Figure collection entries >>

++++++++++

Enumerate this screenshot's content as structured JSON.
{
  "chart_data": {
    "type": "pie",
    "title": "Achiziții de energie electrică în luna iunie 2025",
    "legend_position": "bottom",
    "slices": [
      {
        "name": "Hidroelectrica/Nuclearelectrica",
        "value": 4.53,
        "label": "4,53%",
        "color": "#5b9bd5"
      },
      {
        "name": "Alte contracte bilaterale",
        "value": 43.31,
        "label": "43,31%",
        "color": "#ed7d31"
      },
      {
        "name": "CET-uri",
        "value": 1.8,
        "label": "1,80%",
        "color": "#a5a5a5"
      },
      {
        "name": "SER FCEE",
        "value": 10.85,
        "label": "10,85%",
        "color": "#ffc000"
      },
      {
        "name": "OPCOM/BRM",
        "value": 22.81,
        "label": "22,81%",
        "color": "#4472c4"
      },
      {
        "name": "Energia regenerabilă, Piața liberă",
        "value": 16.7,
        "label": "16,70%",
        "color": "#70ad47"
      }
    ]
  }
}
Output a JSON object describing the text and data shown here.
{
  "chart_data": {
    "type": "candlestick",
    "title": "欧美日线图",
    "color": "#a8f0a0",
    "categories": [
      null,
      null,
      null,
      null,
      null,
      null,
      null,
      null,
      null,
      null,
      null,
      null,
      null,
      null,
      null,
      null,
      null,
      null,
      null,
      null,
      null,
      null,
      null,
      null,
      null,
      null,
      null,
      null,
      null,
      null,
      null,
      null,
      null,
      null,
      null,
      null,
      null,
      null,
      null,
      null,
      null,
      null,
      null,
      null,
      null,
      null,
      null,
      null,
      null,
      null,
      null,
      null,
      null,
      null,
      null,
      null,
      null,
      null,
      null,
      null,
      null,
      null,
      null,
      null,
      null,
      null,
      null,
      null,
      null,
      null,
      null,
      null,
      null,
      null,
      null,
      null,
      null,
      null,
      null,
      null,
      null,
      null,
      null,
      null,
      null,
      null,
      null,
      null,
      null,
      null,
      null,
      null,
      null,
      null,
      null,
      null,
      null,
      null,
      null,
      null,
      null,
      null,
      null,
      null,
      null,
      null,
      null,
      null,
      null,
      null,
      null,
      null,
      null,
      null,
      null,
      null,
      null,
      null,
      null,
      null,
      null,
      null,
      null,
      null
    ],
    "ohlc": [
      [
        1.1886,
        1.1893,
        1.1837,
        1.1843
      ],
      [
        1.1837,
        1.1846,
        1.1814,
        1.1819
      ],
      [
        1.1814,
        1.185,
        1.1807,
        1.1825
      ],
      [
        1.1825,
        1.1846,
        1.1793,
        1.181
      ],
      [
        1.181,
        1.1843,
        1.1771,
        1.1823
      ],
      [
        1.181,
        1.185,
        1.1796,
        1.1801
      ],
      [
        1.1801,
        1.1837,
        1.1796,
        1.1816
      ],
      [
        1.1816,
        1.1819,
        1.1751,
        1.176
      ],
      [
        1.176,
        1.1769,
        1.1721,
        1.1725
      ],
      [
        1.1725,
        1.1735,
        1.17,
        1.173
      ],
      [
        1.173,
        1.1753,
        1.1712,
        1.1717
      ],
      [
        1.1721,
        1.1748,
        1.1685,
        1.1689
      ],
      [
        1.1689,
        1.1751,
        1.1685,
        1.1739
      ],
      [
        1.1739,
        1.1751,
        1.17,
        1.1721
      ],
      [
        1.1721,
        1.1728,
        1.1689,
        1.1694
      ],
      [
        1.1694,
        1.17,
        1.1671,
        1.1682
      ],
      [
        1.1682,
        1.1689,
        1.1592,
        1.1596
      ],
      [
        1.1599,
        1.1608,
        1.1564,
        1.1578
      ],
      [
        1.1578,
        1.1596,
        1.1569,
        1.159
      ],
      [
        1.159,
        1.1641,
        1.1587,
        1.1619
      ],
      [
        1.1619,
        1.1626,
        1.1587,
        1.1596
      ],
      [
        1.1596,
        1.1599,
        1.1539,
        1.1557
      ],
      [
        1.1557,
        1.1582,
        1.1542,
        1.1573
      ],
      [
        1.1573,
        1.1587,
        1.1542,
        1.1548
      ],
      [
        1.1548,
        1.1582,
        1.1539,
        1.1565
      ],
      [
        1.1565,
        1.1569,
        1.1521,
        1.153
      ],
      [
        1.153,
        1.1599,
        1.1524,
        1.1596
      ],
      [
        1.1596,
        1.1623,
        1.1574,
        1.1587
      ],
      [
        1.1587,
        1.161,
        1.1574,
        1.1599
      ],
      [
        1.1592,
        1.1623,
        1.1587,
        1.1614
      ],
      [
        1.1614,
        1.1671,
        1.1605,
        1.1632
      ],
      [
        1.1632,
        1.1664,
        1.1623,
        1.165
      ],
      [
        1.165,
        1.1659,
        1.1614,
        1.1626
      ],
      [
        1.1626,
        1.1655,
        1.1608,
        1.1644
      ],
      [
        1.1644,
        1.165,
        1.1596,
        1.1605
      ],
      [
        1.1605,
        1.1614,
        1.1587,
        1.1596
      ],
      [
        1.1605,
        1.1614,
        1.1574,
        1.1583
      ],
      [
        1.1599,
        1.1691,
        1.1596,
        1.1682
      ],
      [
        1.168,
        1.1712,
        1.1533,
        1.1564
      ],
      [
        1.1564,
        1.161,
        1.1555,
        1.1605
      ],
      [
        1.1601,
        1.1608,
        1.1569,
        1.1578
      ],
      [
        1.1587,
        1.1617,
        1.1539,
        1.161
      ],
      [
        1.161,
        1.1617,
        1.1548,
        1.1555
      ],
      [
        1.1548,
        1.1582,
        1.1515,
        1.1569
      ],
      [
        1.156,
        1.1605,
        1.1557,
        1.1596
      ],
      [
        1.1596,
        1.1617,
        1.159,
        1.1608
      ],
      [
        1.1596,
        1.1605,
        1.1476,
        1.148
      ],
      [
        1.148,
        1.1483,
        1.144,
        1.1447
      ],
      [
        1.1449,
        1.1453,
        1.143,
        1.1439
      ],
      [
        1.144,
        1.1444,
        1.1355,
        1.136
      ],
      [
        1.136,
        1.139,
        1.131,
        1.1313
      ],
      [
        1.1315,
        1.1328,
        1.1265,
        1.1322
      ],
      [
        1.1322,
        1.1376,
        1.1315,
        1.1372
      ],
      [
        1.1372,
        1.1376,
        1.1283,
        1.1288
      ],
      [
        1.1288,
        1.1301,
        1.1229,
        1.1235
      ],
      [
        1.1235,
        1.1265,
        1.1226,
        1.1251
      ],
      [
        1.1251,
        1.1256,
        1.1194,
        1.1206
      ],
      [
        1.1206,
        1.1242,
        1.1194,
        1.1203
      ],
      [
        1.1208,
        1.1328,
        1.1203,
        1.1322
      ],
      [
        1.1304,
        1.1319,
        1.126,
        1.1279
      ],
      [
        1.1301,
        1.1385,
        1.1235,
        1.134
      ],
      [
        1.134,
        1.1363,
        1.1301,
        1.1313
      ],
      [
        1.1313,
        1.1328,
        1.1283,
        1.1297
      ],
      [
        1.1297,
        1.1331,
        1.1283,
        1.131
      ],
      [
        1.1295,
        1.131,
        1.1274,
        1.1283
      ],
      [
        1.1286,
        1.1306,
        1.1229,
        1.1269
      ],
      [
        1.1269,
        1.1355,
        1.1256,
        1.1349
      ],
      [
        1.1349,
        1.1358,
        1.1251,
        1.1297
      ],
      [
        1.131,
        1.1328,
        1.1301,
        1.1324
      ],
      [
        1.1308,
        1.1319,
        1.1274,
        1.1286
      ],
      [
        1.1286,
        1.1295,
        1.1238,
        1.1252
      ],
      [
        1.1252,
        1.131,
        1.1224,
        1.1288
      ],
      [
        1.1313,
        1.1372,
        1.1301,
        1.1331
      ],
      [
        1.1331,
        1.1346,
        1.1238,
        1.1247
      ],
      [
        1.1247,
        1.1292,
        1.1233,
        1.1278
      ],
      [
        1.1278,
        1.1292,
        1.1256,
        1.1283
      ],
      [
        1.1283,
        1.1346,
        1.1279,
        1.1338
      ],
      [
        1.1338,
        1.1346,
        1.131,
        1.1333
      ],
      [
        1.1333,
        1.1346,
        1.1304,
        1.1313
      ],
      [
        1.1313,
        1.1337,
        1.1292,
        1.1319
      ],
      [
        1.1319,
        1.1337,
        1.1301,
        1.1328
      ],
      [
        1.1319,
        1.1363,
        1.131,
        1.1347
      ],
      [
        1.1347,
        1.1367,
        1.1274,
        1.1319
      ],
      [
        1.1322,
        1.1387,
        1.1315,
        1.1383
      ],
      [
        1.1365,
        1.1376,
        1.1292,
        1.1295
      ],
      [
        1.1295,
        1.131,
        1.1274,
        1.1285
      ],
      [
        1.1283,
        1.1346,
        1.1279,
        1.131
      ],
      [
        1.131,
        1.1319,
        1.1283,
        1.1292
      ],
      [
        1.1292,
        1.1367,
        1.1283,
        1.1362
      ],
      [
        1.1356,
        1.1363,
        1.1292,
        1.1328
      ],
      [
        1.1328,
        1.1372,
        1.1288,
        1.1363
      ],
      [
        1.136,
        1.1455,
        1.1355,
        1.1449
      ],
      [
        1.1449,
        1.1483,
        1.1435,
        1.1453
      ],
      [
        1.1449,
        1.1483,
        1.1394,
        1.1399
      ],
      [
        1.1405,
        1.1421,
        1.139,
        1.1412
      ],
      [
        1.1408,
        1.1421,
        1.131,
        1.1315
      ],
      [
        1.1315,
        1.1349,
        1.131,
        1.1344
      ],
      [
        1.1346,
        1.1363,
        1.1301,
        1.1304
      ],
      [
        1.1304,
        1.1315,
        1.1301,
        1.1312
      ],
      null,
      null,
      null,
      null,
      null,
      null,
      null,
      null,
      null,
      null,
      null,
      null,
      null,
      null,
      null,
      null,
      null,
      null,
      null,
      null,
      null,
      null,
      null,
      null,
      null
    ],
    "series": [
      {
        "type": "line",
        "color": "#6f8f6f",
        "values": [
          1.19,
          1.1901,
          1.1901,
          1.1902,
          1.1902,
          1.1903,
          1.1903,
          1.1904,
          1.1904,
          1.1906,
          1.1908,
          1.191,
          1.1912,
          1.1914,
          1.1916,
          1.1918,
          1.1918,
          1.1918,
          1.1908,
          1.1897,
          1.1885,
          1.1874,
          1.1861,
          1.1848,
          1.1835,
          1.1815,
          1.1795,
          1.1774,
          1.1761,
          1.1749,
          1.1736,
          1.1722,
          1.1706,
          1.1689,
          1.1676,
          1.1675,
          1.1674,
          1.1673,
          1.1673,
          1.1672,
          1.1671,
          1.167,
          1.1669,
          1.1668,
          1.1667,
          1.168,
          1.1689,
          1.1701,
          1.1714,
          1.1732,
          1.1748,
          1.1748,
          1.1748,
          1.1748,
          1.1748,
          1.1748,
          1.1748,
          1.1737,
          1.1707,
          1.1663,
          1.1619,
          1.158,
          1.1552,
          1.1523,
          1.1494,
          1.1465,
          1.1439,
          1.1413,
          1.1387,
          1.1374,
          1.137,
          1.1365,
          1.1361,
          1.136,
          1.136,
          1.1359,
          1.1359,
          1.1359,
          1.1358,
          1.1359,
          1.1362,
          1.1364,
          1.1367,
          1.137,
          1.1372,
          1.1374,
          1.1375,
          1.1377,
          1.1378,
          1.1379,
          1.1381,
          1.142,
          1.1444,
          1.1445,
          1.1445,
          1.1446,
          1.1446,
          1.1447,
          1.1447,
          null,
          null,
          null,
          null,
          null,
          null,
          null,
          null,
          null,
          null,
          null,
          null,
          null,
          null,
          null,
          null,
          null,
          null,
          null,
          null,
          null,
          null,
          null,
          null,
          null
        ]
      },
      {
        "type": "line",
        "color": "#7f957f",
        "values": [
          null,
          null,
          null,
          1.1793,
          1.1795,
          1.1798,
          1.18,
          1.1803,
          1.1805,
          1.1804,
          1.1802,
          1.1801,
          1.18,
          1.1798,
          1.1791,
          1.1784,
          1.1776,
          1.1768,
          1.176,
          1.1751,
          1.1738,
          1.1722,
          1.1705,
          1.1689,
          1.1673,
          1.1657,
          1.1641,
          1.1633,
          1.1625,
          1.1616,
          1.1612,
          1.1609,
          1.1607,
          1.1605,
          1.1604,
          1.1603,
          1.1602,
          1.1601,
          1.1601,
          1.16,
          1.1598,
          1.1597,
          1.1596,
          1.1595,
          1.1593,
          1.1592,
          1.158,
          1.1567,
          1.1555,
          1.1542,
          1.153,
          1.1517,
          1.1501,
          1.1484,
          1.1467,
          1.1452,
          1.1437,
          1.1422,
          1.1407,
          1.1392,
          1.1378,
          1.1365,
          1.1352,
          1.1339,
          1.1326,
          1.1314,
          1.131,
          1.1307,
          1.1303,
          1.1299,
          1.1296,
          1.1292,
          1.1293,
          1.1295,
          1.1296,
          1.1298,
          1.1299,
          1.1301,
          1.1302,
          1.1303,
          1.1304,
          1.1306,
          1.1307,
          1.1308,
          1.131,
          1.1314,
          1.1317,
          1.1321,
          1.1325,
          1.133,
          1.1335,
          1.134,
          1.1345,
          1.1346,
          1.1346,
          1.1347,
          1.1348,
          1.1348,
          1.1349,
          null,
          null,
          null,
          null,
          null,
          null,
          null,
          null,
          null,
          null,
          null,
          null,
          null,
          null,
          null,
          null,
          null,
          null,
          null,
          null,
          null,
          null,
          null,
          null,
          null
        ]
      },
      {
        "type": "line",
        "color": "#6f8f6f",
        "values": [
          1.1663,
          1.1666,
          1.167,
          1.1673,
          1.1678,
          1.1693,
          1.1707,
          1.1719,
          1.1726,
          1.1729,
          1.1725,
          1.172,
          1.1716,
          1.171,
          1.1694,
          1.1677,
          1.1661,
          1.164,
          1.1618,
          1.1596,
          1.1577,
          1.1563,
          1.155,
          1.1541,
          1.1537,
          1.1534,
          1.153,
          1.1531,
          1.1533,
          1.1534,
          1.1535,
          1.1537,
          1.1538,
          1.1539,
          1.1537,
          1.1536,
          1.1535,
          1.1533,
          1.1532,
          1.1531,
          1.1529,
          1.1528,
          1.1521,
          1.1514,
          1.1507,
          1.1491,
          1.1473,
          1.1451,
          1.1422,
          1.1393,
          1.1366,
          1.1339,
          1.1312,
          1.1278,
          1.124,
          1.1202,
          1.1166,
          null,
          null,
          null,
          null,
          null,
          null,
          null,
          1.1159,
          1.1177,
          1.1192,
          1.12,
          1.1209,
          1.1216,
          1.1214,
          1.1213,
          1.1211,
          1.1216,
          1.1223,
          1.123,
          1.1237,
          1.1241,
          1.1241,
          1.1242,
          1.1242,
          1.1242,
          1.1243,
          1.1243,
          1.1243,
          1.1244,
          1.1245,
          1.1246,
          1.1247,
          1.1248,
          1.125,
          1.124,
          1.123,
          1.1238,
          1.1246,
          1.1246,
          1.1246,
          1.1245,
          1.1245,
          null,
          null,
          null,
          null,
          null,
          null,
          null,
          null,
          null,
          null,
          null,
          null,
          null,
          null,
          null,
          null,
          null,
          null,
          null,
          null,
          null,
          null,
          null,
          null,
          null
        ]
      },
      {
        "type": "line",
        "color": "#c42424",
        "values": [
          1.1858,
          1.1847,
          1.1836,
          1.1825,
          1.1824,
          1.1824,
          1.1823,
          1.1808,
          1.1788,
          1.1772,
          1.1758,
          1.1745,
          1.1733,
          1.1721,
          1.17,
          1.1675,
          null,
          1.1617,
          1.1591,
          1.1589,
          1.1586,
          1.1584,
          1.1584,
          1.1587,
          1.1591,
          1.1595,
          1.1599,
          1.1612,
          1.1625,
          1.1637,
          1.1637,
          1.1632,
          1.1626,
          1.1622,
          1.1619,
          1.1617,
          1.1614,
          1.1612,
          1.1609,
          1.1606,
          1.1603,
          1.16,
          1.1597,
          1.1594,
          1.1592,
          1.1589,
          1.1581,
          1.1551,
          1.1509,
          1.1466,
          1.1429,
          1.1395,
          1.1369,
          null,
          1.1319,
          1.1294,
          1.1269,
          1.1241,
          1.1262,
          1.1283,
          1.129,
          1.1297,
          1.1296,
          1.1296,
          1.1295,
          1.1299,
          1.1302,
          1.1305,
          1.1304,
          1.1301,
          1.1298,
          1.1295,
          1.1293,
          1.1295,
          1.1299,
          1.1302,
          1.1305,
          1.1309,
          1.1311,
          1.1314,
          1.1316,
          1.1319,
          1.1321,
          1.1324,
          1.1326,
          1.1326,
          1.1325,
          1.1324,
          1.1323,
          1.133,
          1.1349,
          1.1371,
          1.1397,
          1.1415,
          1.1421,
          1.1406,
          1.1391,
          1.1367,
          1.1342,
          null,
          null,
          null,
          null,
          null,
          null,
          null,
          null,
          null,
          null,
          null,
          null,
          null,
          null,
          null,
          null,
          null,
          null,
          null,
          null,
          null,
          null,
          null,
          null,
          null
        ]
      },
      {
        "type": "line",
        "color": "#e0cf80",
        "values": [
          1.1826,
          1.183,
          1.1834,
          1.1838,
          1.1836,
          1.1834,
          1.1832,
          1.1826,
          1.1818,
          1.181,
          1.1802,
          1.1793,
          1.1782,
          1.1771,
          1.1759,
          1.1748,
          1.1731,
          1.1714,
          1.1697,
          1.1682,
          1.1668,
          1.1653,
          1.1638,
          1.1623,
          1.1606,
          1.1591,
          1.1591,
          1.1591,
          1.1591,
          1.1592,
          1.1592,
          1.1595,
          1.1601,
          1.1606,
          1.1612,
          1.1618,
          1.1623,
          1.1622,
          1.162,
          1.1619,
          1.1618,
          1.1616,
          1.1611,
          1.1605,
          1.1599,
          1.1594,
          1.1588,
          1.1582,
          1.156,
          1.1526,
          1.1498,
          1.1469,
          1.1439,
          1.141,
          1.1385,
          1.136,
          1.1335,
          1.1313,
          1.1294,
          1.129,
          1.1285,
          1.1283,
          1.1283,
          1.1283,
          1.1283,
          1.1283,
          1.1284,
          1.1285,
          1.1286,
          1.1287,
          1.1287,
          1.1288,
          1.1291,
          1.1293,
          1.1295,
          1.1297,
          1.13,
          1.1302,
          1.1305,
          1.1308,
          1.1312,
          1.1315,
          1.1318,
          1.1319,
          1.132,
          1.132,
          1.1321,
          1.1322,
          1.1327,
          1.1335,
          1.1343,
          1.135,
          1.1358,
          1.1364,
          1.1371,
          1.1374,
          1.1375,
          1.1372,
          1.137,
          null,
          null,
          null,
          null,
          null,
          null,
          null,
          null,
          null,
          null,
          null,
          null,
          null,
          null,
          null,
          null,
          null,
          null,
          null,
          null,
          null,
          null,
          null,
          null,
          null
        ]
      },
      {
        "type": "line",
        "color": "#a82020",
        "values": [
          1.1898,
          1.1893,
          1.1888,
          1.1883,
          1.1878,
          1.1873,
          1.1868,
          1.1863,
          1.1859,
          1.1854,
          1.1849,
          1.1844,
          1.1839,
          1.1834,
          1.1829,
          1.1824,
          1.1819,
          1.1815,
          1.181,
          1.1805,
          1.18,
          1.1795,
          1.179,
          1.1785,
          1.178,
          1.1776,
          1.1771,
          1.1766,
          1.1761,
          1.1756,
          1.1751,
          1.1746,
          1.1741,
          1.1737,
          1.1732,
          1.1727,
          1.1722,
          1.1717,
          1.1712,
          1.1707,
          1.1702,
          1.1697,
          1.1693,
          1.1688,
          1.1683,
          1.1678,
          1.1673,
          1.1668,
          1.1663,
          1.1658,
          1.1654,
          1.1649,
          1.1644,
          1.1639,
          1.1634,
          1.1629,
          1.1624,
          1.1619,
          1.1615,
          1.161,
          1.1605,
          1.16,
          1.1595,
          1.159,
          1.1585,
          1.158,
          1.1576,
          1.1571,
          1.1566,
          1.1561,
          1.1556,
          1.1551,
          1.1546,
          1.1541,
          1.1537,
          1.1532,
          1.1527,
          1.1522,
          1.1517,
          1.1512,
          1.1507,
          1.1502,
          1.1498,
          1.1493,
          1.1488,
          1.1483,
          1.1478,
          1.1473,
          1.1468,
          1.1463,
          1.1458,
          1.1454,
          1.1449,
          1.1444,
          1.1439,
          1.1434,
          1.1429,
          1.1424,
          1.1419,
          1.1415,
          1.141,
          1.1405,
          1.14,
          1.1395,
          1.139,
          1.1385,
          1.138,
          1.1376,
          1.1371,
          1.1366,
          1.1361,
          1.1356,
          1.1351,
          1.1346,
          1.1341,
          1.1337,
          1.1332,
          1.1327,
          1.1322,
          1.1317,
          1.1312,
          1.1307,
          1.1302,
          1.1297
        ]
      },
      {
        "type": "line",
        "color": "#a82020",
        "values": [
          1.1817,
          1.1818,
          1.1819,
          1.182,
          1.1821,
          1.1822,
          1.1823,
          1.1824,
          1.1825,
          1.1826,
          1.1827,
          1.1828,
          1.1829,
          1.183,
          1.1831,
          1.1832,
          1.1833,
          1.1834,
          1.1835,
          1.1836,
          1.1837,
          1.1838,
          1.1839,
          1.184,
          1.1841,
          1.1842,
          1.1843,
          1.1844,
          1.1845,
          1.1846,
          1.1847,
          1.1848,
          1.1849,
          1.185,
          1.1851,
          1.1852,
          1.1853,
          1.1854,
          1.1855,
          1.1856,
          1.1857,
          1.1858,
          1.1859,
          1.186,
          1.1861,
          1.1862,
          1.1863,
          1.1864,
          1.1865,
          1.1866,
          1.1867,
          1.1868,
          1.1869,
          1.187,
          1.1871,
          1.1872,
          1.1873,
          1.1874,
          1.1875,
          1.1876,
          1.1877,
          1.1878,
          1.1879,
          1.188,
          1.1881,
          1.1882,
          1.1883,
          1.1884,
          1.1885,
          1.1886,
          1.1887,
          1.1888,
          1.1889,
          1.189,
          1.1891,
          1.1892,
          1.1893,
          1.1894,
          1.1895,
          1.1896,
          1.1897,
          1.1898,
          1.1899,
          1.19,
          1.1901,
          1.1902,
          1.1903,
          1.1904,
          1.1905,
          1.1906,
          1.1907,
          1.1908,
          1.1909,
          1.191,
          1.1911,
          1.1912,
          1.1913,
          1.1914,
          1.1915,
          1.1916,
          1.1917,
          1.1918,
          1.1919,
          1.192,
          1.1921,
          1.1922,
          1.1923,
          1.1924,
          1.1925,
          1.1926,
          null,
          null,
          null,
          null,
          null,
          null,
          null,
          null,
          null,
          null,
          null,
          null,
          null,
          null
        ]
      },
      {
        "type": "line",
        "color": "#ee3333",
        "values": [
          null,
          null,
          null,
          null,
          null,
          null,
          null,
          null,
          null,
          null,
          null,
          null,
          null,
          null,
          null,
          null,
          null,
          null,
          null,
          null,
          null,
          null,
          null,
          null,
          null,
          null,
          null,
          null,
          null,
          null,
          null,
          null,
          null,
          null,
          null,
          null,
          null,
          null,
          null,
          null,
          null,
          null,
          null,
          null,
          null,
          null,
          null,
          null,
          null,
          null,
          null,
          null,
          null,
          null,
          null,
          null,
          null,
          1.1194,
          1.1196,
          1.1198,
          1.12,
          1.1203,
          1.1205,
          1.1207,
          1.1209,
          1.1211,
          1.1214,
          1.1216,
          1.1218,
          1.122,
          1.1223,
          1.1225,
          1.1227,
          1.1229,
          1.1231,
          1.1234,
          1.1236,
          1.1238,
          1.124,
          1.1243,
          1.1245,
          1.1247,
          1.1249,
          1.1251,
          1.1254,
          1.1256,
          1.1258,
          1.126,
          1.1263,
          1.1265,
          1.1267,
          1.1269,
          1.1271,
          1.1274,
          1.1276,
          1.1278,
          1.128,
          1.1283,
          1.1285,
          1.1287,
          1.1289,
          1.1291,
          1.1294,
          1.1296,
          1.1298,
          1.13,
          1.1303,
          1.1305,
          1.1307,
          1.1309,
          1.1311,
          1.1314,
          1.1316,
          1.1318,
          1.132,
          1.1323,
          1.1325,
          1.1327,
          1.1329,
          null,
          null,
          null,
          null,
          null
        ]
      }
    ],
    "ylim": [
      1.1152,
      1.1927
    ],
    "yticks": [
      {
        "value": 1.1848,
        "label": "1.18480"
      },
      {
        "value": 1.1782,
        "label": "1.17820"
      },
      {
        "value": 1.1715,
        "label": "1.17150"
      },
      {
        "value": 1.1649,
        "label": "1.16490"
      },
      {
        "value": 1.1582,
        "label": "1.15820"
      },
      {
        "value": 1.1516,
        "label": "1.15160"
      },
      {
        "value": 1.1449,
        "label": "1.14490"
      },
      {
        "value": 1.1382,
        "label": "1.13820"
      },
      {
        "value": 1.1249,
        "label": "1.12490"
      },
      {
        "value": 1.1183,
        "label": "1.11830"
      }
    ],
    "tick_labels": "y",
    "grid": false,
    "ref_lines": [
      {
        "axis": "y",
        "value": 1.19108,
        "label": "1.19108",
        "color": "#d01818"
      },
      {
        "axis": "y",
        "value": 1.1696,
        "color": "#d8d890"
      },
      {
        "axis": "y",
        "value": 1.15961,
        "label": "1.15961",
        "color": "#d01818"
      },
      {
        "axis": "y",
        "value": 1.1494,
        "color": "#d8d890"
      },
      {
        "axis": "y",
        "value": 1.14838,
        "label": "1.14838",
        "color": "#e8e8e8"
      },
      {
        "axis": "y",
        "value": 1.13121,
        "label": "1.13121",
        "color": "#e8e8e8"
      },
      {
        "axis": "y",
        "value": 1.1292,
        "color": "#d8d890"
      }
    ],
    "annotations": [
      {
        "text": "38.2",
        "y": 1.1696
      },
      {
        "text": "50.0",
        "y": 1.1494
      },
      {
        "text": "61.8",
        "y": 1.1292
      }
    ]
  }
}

++++++++++

WRITTEN TASK >> Only the number is wanted: how many lines of the data contain the word "name"?

COMPLETED EXERCISE >> 6